>> START RECORDS SUPPLIED

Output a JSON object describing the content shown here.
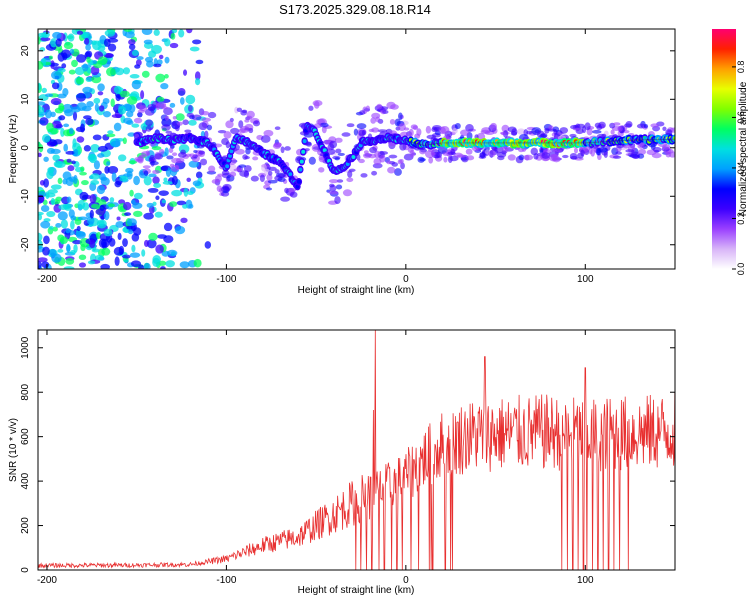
{
  "page_title": "S173.2025.329.08.18.R14",
  "chart_data": [
    {
      "type": "heatmap",
      "title": "S173.2025.329.08.18.R14",
      "xlabel": "Height of straight line (km)",
      "ylabel": "Frequency (Hz)",
      "xlim": [
        -205,
        150
      ],
      "ylim": [
        -25,
        24.5
      ],
      "xticks": [
        -200,
        -100,
        0,
        100
      ],
      "xtick_labels": [
        "-200",
        "-100",
        "0",
        "100"
      ],
      "yticks": [
        -20,
        -10,
        0,
        10,
        20
      ],
      "ytick_labels": [
        "-20",
        "-10",
        "0",
        "10",
        "20"
      ],
      "ridge_line": {
        "x": [
          -150,
          -140,
          -130,
          -120,
          -110,
          -100,
          -95,
          -90,
          -80,
          -70,
          -60,
          -55,
          -50,
          -45,
          -40,
          -35,
          -30,
          -25,
          -20,
          -10,
          0,
          10,
          20,
          40,
          60,
          80,
          100,
          120,
          150
        ],
        "y": [
          1,
          2,
          1.5,
          2,
          1,
          -4,
          2,
          1.5,
          -1,
          -3,
          -8,
          5,
          3,
          -1,
          -5,
          -4,
          -2,
          1,
          1.5,
          2,
          1.5,
          0.5,
          1,
          1,
          1,
          1,
          1,
          1.5,
          1.8
        ]
      },
      "colorbar": {
        "label": "Normalized spectral amplitude",
        "range": [
          0,
          0.95
        ],
        "ticks": [
          0.0,
          0.2,
          0.4,
          0.6,
          0.8
        ],
        "tick_labels": [
          "0.0",
          "0.2",
          "0.4",
          "0.6",
          "0.8"
        ],
        "colors": [
          "#ffffff",
          "#d8b4f8",
          "#9a40ff",
          "#3c00ff",
          "#0000ff",
          "#00a0ff",
          "#00e0e0",
          "#00ff60",
          "#80ff00",
          "#e8ff00",
          "#ffa000",
          "#ff2000",
          "#ff0070"
        ]
      }
    },
    {
      "type": "line",
      "xlabel": "Height of straight line (km)",
      "ylabel": "SNR (10 * v/v)",
      "xlim": [
        -205,
        150
      ],
      "ylim": [
        0,
        1080
      ],
      "xticks": [
        -200,
        -100,
        0,
        100
      ],
      "xtick_labels": [
        "-200",
        "-100",
        "0",
        "100"
      ],
      "yticks": [
        0,
        200,
        400,
        600,
        800,
        1000
      ],
      "ytick_labels": [
        "0",
        "200",
        "400",
        "600",
        "800",
        "1000"
      ],
      "color": "#e83030",
      "envelope": {
        "x": [
          -205,
          -150,
          -120,
          -100,
          -80,
          -60,
          -40,
          -30,
          -20,
          -10,
          0,
          10,
          20,
          30,
          40,
          60,
          80,
          100,
          120,
          140,
          150
        ],
        "y": [
          20,
          22,
          25,
          50,
          110,
          150,
          250,
          300,
          340,
          380,
          420,
          500,
          560,
          590,
          610,
          615,
          620,
          610,
          615,
          620,
          630
        ]
      },
      "spikes": [
        {
          "x": -17,
          "y": 1080
        },
        {
          "x": -18,
          "y": 720
        },
        {
          "x": 44,
          "y": 960
        },
        {
          "x": 100,
          "y": 910
        }
      ],
      "dropouts_x": [
        -28,
        -25,
        -22,
        -19,
        -15,
        -12,
        -8,
        -5,
        -2,
        3,
        7,
        13,
        14,
        15,
        22,
        25,
        26,
        87,
        90,
        93,
        96,
        99,
        101,
        104,
        107,
        110,
        113,
        116,
        119,
        124
      ]
    }
  ]
}
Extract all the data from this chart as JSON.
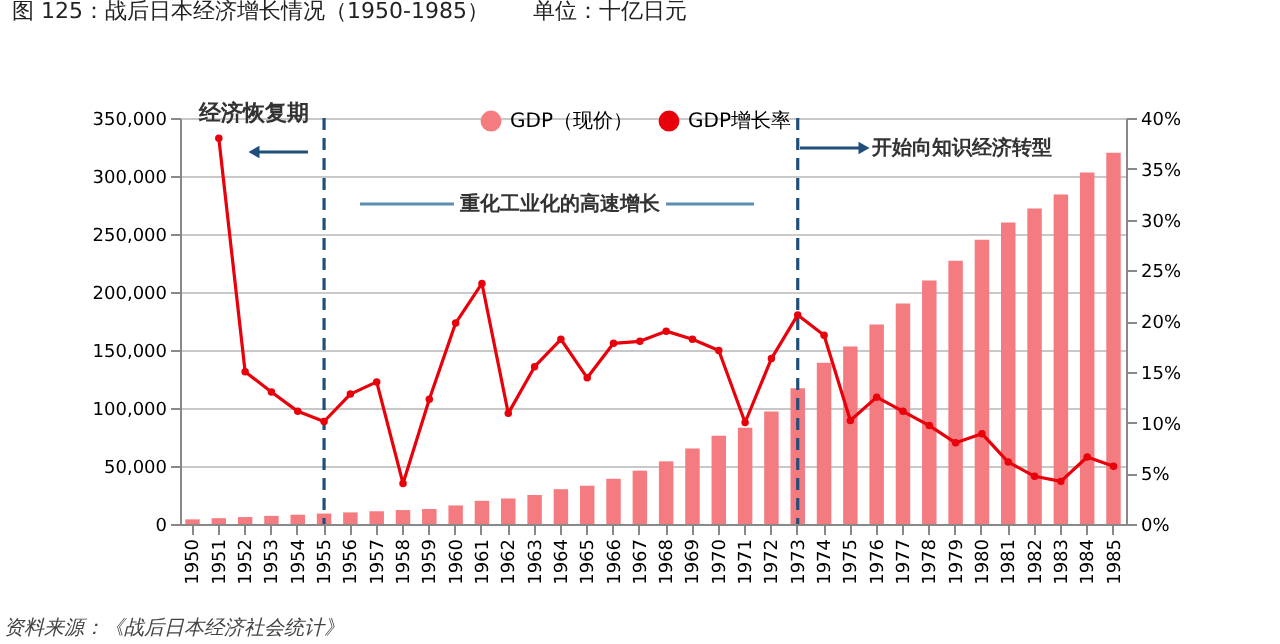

>> END RECORDS SUPPLIED

DIRECTIONS:
Provide only the number of lines in the records containing the string "JSON".

THE COMPLETED TASK:
2